Figure data in JSON
++++++++
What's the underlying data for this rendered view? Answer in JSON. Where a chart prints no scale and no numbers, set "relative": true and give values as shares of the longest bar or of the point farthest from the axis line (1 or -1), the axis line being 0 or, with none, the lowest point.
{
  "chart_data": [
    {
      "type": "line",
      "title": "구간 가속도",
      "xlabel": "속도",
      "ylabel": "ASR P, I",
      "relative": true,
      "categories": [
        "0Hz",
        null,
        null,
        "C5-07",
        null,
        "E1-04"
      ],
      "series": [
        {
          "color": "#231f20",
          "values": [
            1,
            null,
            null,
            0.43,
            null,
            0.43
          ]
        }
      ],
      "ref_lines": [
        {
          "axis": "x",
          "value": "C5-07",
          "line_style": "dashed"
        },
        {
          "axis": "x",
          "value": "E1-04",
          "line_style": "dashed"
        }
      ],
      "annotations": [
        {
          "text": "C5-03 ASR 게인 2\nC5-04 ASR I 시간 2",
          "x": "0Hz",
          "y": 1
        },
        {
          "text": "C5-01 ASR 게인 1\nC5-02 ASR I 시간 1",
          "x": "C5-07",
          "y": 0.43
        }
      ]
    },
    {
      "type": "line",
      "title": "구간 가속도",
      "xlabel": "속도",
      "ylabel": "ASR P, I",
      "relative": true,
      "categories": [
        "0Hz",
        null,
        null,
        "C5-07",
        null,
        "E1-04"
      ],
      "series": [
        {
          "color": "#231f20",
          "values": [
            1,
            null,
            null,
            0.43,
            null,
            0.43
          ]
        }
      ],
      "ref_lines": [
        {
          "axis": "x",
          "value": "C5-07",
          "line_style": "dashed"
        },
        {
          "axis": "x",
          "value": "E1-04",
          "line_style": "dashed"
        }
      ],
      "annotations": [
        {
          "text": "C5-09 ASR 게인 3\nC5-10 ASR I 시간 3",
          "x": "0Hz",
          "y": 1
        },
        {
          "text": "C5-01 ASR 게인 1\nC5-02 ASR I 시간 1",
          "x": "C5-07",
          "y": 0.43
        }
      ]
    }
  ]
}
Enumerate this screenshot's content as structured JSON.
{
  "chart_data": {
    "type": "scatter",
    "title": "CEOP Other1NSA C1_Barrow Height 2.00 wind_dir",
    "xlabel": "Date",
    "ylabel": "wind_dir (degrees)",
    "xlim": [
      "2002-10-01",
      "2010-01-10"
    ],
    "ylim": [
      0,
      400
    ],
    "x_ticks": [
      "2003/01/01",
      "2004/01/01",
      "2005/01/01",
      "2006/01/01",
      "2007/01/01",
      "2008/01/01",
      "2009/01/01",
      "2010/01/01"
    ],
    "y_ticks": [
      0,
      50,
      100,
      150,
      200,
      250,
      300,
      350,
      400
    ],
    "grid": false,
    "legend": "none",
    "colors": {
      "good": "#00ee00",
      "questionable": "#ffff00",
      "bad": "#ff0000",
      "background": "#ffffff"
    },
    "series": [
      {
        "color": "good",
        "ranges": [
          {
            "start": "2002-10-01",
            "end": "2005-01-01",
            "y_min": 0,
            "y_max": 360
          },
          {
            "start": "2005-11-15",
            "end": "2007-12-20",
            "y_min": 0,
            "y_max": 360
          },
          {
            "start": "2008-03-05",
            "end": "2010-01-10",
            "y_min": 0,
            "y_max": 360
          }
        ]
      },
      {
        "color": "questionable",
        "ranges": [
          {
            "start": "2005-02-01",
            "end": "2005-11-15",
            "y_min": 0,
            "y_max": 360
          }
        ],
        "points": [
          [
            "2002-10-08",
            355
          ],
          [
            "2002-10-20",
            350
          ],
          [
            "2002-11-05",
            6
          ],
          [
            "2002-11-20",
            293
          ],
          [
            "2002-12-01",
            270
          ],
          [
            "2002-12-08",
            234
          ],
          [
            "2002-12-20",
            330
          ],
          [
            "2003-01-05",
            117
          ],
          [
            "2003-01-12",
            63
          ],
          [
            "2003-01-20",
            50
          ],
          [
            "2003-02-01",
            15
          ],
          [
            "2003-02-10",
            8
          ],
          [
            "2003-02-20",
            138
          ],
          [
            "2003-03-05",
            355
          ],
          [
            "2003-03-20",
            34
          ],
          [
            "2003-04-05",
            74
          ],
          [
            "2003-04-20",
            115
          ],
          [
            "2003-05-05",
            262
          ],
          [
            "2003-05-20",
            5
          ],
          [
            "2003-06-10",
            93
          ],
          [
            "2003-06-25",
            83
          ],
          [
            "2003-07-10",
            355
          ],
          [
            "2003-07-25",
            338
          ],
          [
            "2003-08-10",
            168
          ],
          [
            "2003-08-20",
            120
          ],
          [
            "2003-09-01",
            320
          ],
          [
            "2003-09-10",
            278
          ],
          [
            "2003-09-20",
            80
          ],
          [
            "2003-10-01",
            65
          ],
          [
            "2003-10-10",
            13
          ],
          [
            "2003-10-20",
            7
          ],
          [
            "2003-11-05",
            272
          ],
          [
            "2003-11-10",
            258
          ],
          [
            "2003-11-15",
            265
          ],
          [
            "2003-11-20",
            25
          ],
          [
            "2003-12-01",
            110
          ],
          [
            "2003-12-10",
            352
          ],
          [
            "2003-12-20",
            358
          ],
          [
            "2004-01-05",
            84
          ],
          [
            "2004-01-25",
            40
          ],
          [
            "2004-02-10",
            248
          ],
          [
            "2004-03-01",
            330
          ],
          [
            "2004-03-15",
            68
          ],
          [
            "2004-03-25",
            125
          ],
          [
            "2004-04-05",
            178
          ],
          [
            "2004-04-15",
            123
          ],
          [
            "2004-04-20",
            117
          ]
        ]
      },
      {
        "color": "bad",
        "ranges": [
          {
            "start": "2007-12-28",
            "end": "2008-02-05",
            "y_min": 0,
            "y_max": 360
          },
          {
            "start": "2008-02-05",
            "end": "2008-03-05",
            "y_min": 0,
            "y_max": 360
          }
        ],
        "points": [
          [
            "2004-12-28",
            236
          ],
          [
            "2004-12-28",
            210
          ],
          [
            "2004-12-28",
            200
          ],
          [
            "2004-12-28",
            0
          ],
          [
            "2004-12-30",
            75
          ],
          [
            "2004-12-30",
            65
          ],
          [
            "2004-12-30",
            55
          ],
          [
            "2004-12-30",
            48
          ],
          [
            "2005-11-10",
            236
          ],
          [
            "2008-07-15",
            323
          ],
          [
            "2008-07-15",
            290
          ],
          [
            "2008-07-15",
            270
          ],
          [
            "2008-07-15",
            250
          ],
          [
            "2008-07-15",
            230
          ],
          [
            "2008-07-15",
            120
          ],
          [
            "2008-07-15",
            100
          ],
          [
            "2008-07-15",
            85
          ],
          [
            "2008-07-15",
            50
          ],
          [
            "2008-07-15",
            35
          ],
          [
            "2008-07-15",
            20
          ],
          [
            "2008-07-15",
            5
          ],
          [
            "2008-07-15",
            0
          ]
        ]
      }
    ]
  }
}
++++++++
### Given instruction
Take every line from the data above that holds "text" and copy it out.

### Correct result
          "text": "C5-03 ASR 게인 2\nC5-04 ASR I 시간 2",
          "text": "C5-01 ASR 게인 1\nC5-02 ASR I 시간 1",
          "text": "C5-09 ASR 게인 3\nC5-10 ASR I 시간 3",
          "text": "C5-01 ASR 게인 1\nC5-02 ASR I 시간 1",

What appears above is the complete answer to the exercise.